Part of a data file:
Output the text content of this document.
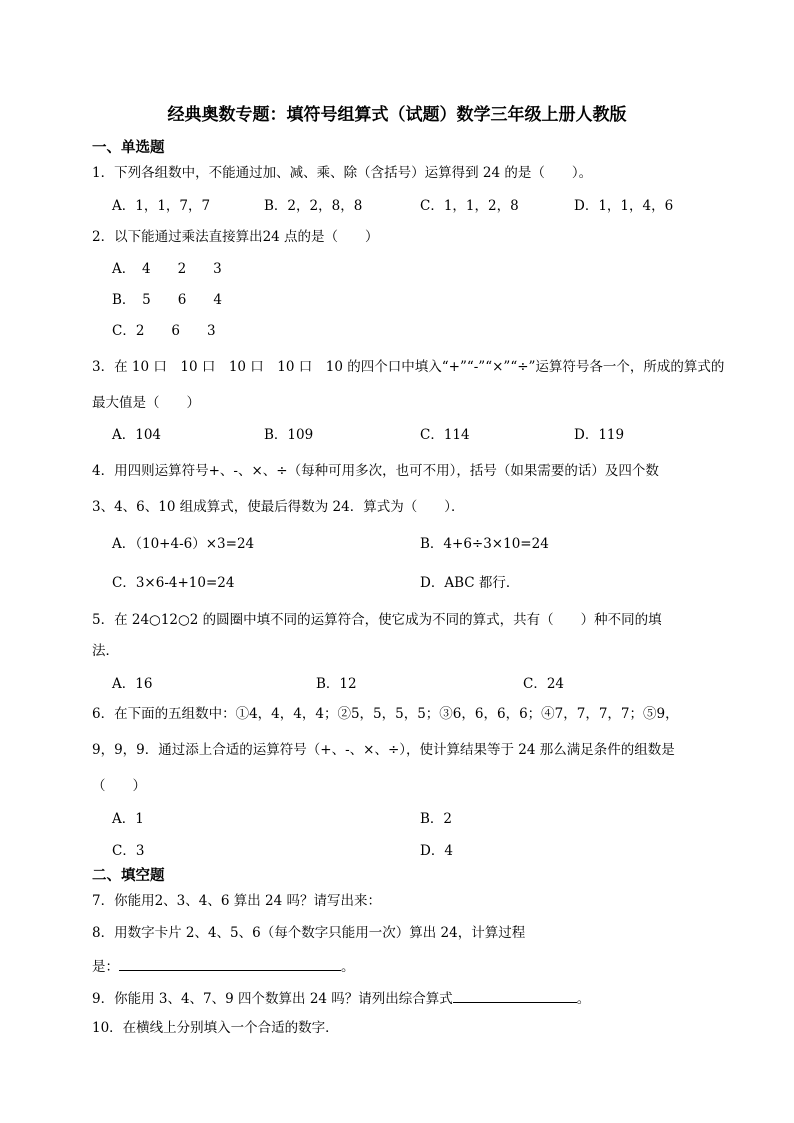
经典奥数专题：填符号组算式（试题）数学三年级上册人教版
一、单选题
1．下列各组数中，不能通过加、减、乘、除（含括号）运算得到 24 的是（　　）。
A．1，1，7，7	B．2，2，8，8	C．1，1，2，8	D．1，1，4，6
2．以下能通过乘法直接算出24 点的是（　　）
A．　4　　2　　3
B．　5　　6　　4
C．2　　6　　3
3．在 10 口　10 口　10 口　10 口　10 的四个口中填入“+”“-”“×”“÷”运算符号各一个，所成的算式的
最大值是（　　）
A．104	B．109	C．114	D．119
4．用四则运算符号+、-、×、÷（每种可用多次，也可不用），括号（如果需要的话）及四个数
3、4、6、10 组成算式，使最后得数为 24．算式为（　　）．
A．（10+4-6）×3=24	B．4+6÷3×10=24
C．3×6-4+10=24	D．ABC 都行．
5．在 24○12○2 的圆圈中填不同的运算符合，使它成为不同的算式，共有（　　）种不同的填
法．
A．16	B．12	C．24
6．在下面的五组数中：①4，4，4，4；②5，5，5，5；③6，6，6，6；④7，7，7，7；⑤9，
9，9，9．通过添上合适的运算符号（+、-、×、÷），使计算结果等于 24 那么满足条件的组数是
（　　）
A．1	B．2
C．3	D．4
二、填空题
7．你能用2、3、4、6 算出 24 吗？请写出来：
8．用数字卡片 2、4、5、6（每个数字只能用一次）算出 24，计算过程
是：	。
9．你能用 3、4、7、9 四个数算出 24 吗？请列出综合算式	。
10．在横线上分别填入一个合适的数字．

**Aim:** Write the material out again exactly as it appears, dropping the pictures.

**Result of the task:**
Output the text content of this document.
经典奥数专题：填符号组算式（试题）数学三年级上册人教版
一、单选题
1．下列各组数中，不能通过加、减、乘、除（含括号）运算得到 24 的是（　　）。
A．1，1，7，7	B．2，2，8，8	C．1，1，2，8	D．1，1，4，6
2．以下能通过乘法直接算出24 点的是（　　）
A．　4　　2　　3
B．　5　　6　　4
C．2　　6　　3
3．在 10 口　10 口　10 口　10 口　10 的四个口中填入“+”“-”“×”“÷”运算符号各一个，所成的算式的
最大值是（　　）
A．104	B．109	C．114	D．119
4．用四则运算符号+、-、×、÷（每种可用多次，也可不用），括号（如果需要的话）及四个数
3、4、6、10 组成算式，使最后得数为 24．算式为（　　）．
A．（10+4-6）×3=24	B．4+6÷3×10=24
C．3×6-4+10=24	D．ABC 都行．
5．在 24○12○2 的圆圈中填不同的运算符合，使它成为不同的算式，共有（　　）种不同的填
法．
A．16	B．12	C．24
6．在下面的五组数中：①4，4，4，4；②5，5，5，5；③6，6，6，6；④7，7，7，7；⑤9，
9，9，9．通过添上合适的运算符号（+、-、×、÷），使计算结果等于 24 那么满足条件的组数是
（　　）
A．1	B．2
C．3	D．4
二、填空题
7．你能用2、3、4、6 算出 24 吗？请写出来：
8．用数字卡片 2、4、5、6（每个数字只能用一次）算出 24，计算过程
是：	。
9．你能用 3、4、7、9 四个数算出 24 吗？请列出综合算式	。
10．在横线上分别填入一个合适的数字．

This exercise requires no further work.